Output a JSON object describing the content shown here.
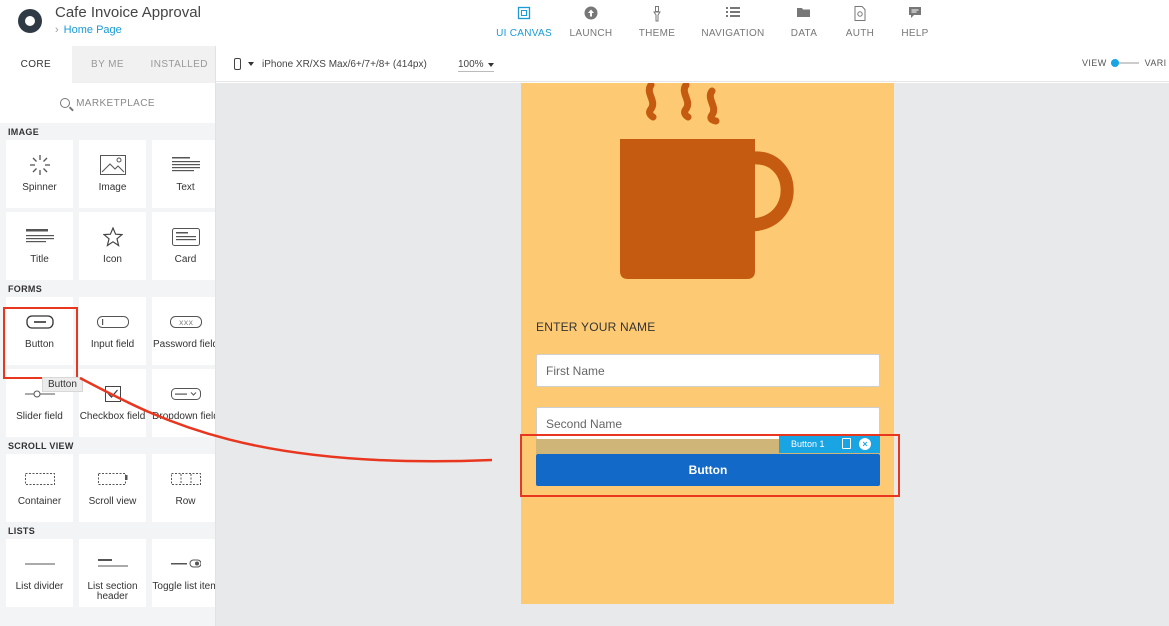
{
  "header": {
    "app_title": "Cafe Invoice Approval",
    "breadcrumb": "Home Page",
    "nav": [
      {
        "label": "UI CANVAS",
        "icon": "canvas-icon",
        "active": true
      },
      {
        "label": "LAUNCH",
        "icon": "launch-icon",
        "active": false
      },
      {
        "label": "THEME",
        "icon": "theme-icon",
        "active": false
      },
      {
        "label": "NAVIGATION",
        "icon": "navigation-icon",
        "active": false
      },
      {
        "label": "DATA",
        "icon": "folder-icon",
        "active": false
      },
      {
        "label": "AUTH",
        "icon": "auth-icon",
        "active": false
      },
      {
        "label": "HELP",
        "icon": "help-icon",
        "active": false
      }
    ]
  },
  "sidebar": {
    "tabs": [
      "CORE",
      "BY ME",
      "INSTALLED"
    ],
    "active_tab": "CORE",
    "marketplace": "MARKETPLACE",
    "sections": {
      "image": {
        "title": "IMAGE",
        "items": [
          {
            "label": "Spinner",
            "icon": "spinner-icon"
          },
          {
            "label": "Image",
            "icon": "image-icon"
          },
          {
            "label": "Text",
            "icon": "text-icon"
          },
          {
            "label": "Title",
            "icon": "title-icon"
          },
          {
            "label": "Icon",
            "icon": "star-icon"
          },
          {
            "label": "Card",
            "icon": "card-icon"
          }
        ]
      },
      "forms": {
        "title": "FORMS",
        "items": [
          {
            "label": "Button",
            "icon": "button-icon"
          },
          {
            "label": "Input field",
            "icon": "input-field-icon"
          },
          {
            "label": "Password field",
            "icon": "password-field-icon"
          },
          {
            "label": "Slider field",
            "icon": "slider-icon"
          },
          {
            "label": "Checkbox field",
            "icon": "checkbox-icon"
          },
          {
            "label": "Dropdown field",
            "icon": "dropdown-icon"
          }
        ]
      },
      "scroll_view": {
        "title": "SCROLL VIEW",
        "items": [
          {
            "label": "Container",
            "icon": "container-icon"
          },
          {
            "label": "Scroll view",
            "icon": "scroll-view-icon"
          },
          {
            "label": "Row",
            "icon": "row-icon"
          }
        ]
      },
      "lists": {
        "title": "LISTS",
        "items": [
          {
            "label": "List divider",
            "icon": "list-divider-icon"
          },
          {
            "label": "List section header",
            "icon": "list-section-header-icon"
          },
          {
            "label": "Toggle list item",
            "icon": "toggle-list-item-icon"
          }
        ]
      }
    },
    "tooltip": "Button"
  },
  "toolbar": {
    "device": "iPhone XR/XS Max/6+/7+/8+ (414px)",
    "zoom": "100%",
    "view_label": "VIEW",
    "vari_label": "VARI"
  },
  "canvas": {
    "enter_name_label": "ENTER YOUR NAME",
    "first_name_placeholder": "First Name",
    "second_name_placeholder": "Second Name",
    "button_label": "Button",
    "selection_tag": "Button 1",
    "colors": {
      "phone_bg": "#fdca73",
      "mug": "#c55a11",
      "button": "#1269c7",
      "selection": "#19a4e4",
      "annotation": "#e8361f"
    }
  }
}
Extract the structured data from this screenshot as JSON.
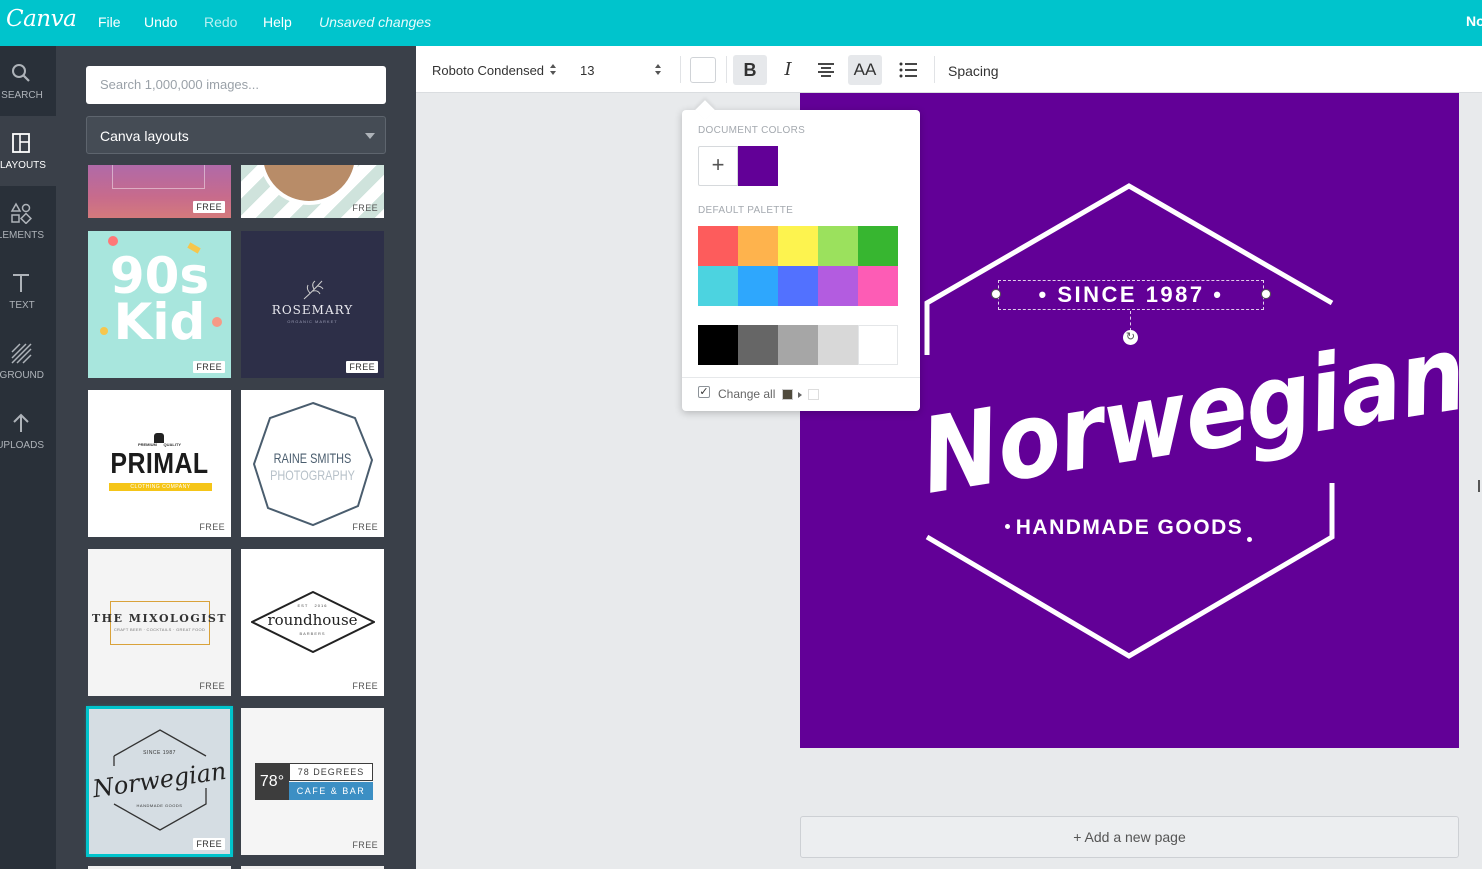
{
  "topbar": {
    "logo": "Canva",
    "menu": [
      "File",
      "Undo",
      "Redo",
      "Help"
    ],
    "unsaved": "Unsaved changes",
    "right_cut": "No"
  },
  "rail": {
    "items": [
      {
        "label": "SEARCH",
        "icon": "search-icon"
      },
      {
        "label": "LAYOUTS",
        "icon": "layouts-icon"
      },
      {
        "label": "ELEMENTS",
        "icon": "shapes-icon"
      },
      {
        "label": "TEXT",
        "icon": "text-icon"
      },
      {
        "label": "BKGROUND",
        "icon": "background-icon"
      },
      {
        "label": "UPLOADS",
        "icon": "upload-icon"
      }
    ]
  },
  "panel": {
    "search_placeholder": "Search 1,000,000 images...",
    "select_value": "Canva layouts",
    "free_label": "FREE",
    "thumbs": {
      "kid": [
        "90s",
        "Kid"
      ],
      "rosemary": {
        "title": "ROSEMARY",
        "sub": "ORGANIC MARKET"
      },
      "primal": {
        "top": "PREMIUM      QUALITY",
        "title": "PRIMAL",
        "band": "CLOTHING COMPANY"
      },
      "raine": [
        "RAINE SMITHS",
        "PHOTOGRAPHY"
      ],
      "mixologist": {
        "title": "THE MIXOLOGIST",
        "sub": "CRAFT BEER · COCKTAILS · GREAT FOOD"
      },
      "roundhouse": {
        "est": "EST   2016",
        "title": "roundhouse",
        "sub": "BARBERS"
      },
      "norwegian": {
        "since": "SINCE 1987",
        "title": "Norwegian",
        "sub": "HANDMADE GOODS"
      },
      "degrees": {
        "num": "78°",
        "line1": "78 DEGREES",
        "line2": "CAFE & BAR"
      }
    }
  },
  "toolbar": {
    "font_name": "Roboto Condensed",
    "font_size": "13",
    "bold": "B",
    "italic": "I",
    "caps": "AA",
    "spacing": "Spacing"
  },
  "popover": {
    "doc_colors_label": "DOCUMENT COLORS",
    "default_palette_label": "DEFAULT PALETTE",
    "add": "+",
    "change_all": "Change all",
    "doc_colors": [
      "#620097"
    ],
    "palette": [
      "#fd5c5c",
      "#feb34d",
      "#fdf34f",
      "#9be15d",
      "#37b630",
      "#4cd3e0",
      "#2ea7fd",
      "#5271ff",
      "#b35ce0",
      "#fd5cb5"
    ],
    "grays": [
      "#000000",
      "#666666",
      "#a6a6a6",
      "#d8d8d8",
      "#ffffff"
    ]
  },
  "design": {
    "since": "• SINCE 1987 •",
    "title": "Norwegian",
    "handmade": "HANDMADE GOODS",
    "bg": "#620097"
  },
  "add_page": "+ Add a new page"
}
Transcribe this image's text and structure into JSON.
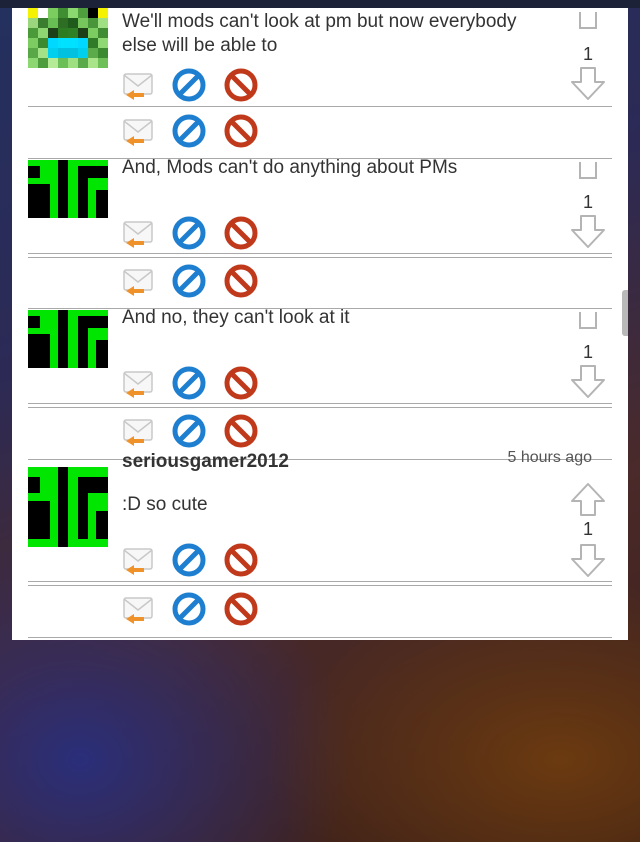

***

Without the pictures, repeat the listing above exactly.

Output a JSON object describing the content shown here.
{
  "header": {
    "app_title": "Cafe Invoice Approval",
    "breadcrumb": "Home Page",
    "nav": [
      {
        "label": "UI CANVAS",
        "icon": "canvas-icon",
        "active": true
      },
      {
        "label": "LAUNCH",
        "icon": "launch-icon",
        "active": false
      },
      {
        "label": "THEME",
        "icon": "theme-icon",
        "active": false
      },
      {
        "label": "NAVIGATION",
        "icon": "navigation-icon",
        "active": false
      },
      {
        "label": "DATA",
        "icon": "folder-icon",
        "active": false
      },
      {
        "label": "AUTH",
        "icon": "auth-icon",
        "active": false
      },
      {
        "label": "HELP",
        "icon": "help-icon",
        "active": false
      }
    ]
  },
  "sidebar": {
    "tabs": [
      "CORE",
      "BY ME",
      "INSTALLED"
    ],
    "active_tab": "CORE",
    "marketplace": "MARKETPLACE",
    "sections": {
      "image": {
        "title": "IMAGE",
        "items": [
          {
            "label": "Spinner",
            "icon": "spinner-icon"
          },
          {
            "label": "Image",
            "icon": "image-icon"
          },
          {
            "label": "Text",
            "icon": "text-icon"
          },
          {
            "label": "Title",
            "icon": "title-icon"
          },
          {
            "label": "Icon",
            "icon": "star-icon"
          },
          {
            "label": "Card",
            "icon": "card-icon"
          }
        ]
      },
      "forms": {
        "title": "FORMS",
        "items": [
          {
            "label": "Button",
            "icon": "button-icon"
          },
          {
            "label": "Input field",
            "icon": "input-field-icon"
          },
          {
            "label": "Password field",
            "icon": "password-field-icon"
          },
          {
            "label": "Slider field",
            "icon": "slider-icon"
          },
          {
            "label": "Checkbox field",
            "icon": "checkbox-icon"
          },
          {
            "label": "Dropdown field",
            "icon": "dropdown-icon"
          }
        ]
      },
      "scroll_view": {
        "title": "SCROLL VIEW",
        "items": [
          {
            "label": "Container",
            "icon": "container-icon"
          },
          {
            "label": "Scroll view",
            "icon": "scroll-view-icon"
          },
          {
            "label": "Row",
            "icon": "row-icon"
          }
        ]
      },
      "lists": {
        "title": "LISTS",
        "items": [
          {
            "label": "List divider",
            "icon": "list-divider-icon"
          },
          {
            "label": "List section header",
            "icon": "list-section-header-icon"
          },
          {
            "label": "Toggle list item",
            "icon": "toggle-list-item-icon"
          }
        ]
      }
    },
    "tooltip": "Button"
  },
  "toolbar": {
    "device": "iPhone XR/XS Max/6+/7+/8+ (414px)",
    "zoom": "100%",
    "view_label": "VIEW",
    "vari_label": "VARI"
  },
  "canvas": {
    "enter_name_label": "ENTER YOUR NAME",
    "first_name_placeholder": "First Name",
    "second_name_placeholder": "Second Name",
    "button_label": "Button",
    "selection_tag": "Button 1",
    "colors": {
      "phone_bg": "#fdca73",
      "mug": "#c55a11",
      "button": "#1269c7",
      "selection": "#19a4e4",
      "annotation": "#e8361f"
    }
  }
}
Extract the structured data from this screenshot as JSON.
{
  "topbar": {
    "logo": "Canva",
    "menu": [
      "File",
      "Undo",
      "Redo",
      "Help"
    ],
    "unsaved": "Unsaved changes",
    "right_cut": "No"
  },
  "rail": {
    "items": [
      {
        "label": "SEARCH",
        "icon": "search-icon"
      },
      {
        "label": "LAYOUTS",
        "icon": "layouts-icon"
      },
      {
        "label": "ELEMENTS",
        "icon": "shapes-icon"
      },
      {
        "label": "TEXT",
        "icon": "text-icon"
      },
      {
        "label": "BKGROUND",
        "icon": "background-icon"
      },
      {
        "label": "UPLOADS",
        "icon": "upload-icon"
      }
    ]
  },
  "panel": {
    "search_placeholder": "Search 1,000,000 images...",
    "select_value": "Canva layouts",
    "free_label": "FREE",
    "thumbs": {
      "kid": [
        "90s",
        "Kid"
      ],
      "rosemary": {
        "title": "ROSEMARY",
        "sub": "ORGANIC MARKET"
      },
      "primal": {
        "top": "PREMIUM      QUALITY",
        "title": "PRIMAL",
        "band": "CLOTHING COMPANY"
      },
      "raine": [
        "RAINE SMITHS",
        "PHOTOGRAPHY"
      ],
      "mixologist": {
        "title": "THE MIXOLOGIST",
        "sub": "CRAFT BEER · COCKTAILS · GREAT FOOD"
      },
      "roundhouse": {
        "est": "EST   2016",
        "title": "roundhouse",
        "sub": "BARBERS"
      },
      "norwegian": {
        "since": "SINCE 1987",
        "title": "Norwegian",
        "sub": "HANDMADE GOODS"
      },
      "degrees": {
        "num": "78°",
        "line1": "78 DEGREES",
        "line2": "CAFE & BAR"
      }
    }
  },
  "toolbar": {
    "font_name": "Roboto Condensed",
    "font_size": "13",
    "bold": "B",
    "italic": "I",
    "caps": "AA",
    "spacing": "Spacing"
  },
  "popover": {
    "doc_colors_label": "DOCUMENT COLORS",
    "default_palette_label": "DEFAULT PALETTE",
    "add": "+",
    "change_all": "Change all",
    "doc_colors": [
      "#620097"
    ],
    "palette": [
      "#fd5c5c",
      "#feb34d",
      "#fdf34f",
      "#9be15d",
      "#37b630",
      "#4cd3e0",
      "#2ea7fd",
      "#5271ff",
      "#b35ce0",
      "#fd5cb5"
    ],
    "grays": [
      "#000000",
      "#666666",
      "#a6a6a6",
      "#d8d8d8",
      "#ffffff"
    ]
  },
  "design": {
    "since": "• SINCE 1987 •",
    "title": "Norwegian",
    "handmade": "HANDMADE GOODS",
    "bg": "#620097"
  },
  "add_page": "+ Add a new page"
}
Transcribe this image's text and structure into JSON.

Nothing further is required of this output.